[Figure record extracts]
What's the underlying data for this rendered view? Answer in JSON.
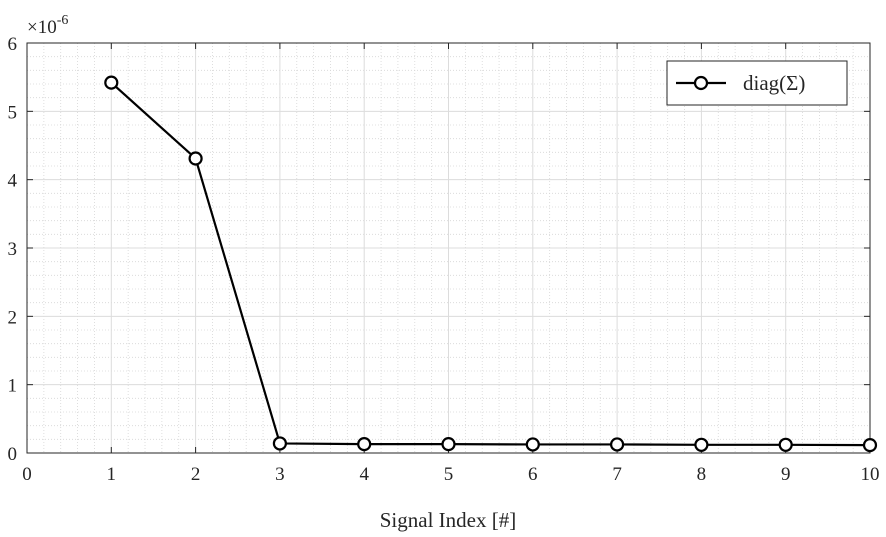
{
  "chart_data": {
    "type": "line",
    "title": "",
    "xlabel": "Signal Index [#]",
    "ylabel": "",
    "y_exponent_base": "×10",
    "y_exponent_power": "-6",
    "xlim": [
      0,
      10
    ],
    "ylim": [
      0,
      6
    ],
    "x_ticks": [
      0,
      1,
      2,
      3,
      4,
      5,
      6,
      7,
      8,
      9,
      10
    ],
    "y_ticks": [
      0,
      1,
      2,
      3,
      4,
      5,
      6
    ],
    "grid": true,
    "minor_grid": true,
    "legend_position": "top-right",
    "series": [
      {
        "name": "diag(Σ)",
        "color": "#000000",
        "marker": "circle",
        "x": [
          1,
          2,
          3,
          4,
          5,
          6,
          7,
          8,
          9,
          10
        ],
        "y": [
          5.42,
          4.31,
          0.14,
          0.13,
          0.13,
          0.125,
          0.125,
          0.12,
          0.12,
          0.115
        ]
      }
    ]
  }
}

* [WRITTEN INSTRUCTION]: Transcribe the listing in full. Omit the pictures and keep every line exact.

* [WRITTEN RESPONSE]:
What's the underlying data for this rendered view? Answer in JSON.
{
  "chart_data": {
    "type": "line",
    "title": "",
    "xlabel": "Signal Index [#]",
    "ylabel": "",
    "y_exponent_base": "×10",
    "y_exponent_power": "-6",
    "xlim": [
      0,
      10
    ],
    "ylim": [
      0,
      6
    ],
    "x_ticks": [
      0,
      1,
      2,
      3,
      4,
      5,
      6,
      7,
      8,
      9,
      10
    ],
    "y_ticks": [
      0,
      1,
      2,
      3,
      4,
      5,
      6
    ],
    "grid": true,
    "minor_grid": true,
    "legend_position": "top-right",
    "series": [
      {
        "name": "diag(Σ)",
        "color": "#000000",
        "marker": "circle",
        "x": [
          1,
          2,
          3,
          4,
          5,
          6,
          7,
          8,
          9,
          10
        ],
        "y": [
          5.42,
          4.31,
          0.14,
          0.13,
          0.13,
          0.125,
          0.125,
          0.12,
          0.12,
          0.115
        ]
      }
    ]
  }
}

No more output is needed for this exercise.